• [SHORT PROBLEM]: Search the listing below for "this". Copy each matching line.

• [DATA SUPPLIED]:

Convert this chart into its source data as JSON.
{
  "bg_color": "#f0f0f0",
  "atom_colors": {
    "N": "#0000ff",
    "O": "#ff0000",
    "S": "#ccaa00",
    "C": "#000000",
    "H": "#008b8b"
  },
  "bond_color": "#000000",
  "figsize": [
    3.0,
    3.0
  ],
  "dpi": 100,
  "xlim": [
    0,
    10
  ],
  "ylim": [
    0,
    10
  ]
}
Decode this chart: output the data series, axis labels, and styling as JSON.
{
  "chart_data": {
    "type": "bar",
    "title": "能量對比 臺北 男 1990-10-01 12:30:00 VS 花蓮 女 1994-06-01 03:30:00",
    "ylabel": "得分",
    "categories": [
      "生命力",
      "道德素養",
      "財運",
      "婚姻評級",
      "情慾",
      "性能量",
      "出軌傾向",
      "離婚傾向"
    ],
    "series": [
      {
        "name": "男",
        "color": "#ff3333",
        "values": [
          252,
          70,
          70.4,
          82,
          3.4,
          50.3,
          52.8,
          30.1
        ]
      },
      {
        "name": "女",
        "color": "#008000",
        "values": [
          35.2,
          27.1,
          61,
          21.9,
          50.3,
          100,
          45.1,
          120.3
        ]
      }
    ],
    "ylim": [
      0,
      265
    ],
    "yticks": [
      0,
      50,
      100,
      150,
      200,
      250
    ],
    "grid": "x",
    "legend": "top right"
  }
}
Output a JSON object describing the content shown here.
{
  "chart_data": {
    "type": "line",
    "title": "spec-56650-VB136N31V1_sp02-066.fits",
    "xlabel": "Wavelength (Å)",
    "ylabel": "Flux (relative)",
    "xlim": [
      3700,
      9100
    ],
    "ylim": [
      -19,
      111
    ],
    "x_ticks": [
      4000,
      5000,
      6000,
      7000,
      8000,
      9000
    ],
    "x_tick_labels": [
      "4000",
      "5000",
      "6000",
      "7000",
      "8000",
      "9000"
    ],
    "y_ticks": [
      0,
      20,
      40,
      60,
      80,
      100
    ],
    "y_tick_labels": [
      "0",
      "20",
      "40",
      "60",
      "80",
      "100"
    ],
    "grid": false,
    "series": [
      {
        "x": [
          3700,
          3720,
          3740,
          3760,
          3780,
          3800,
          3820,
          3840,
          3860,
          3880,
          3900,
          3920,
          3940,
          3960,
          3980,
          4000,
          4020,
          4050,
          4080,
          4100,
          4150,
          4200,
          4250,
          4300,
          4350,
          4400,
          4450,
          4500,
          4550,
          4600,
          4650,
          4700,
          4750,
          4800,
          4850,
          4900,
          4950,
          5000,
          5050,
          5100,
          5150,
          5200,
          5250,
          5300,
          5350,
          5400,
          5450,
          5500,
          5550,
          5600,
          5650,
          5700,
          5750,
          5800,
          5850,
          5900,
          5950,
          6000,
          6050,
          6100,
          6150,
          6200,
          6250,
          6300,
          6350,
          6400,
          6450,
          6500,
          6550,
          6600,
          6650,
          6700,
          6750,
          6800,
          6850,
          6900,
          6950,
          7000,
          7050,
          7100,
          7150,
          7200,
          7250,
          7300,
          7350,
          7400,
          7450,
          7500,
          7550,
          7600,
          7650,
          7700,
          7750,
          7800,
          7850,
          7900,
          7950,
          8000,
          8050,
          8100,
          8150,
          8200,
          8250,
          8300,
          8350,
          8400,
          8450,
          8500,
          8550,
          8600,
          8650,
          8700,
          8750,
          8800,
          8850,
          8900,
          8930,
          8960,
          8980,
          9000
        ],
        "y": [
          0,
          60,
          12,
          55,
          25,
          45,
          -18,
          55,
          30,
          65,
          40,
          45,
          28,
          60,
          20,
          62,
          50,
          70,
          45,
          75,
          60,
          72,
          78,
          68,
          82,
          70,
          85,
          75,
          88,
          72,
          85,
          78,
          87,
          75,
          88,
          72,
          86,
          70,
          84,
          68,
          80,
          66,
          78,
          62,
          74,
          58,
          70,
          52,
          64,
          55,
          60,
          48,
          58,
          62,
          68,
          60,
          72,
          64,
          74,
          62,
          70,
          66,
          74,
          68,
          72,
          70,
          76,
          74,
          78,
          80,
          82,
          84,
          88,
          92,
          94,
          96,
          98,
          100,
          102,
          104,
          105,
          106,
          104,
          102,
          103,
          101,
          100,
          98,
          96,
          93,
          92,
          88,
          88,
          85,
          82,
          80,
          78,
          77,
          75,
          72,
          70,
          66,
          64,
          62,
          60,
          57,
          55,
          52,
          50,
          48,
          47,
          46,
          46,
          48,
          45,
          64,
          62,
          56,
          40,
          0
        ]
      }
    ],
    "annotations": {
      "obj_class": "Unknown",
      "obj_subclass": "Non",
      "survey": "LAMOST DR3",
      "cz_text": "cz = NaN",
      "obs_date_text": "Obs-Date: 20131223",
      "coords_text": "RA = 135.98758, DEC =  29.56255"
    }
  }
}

• [RESULT]:
Convert this chart into its source data as JSON.
Decode this chart: output the data series, axis labels, and styling as JSON.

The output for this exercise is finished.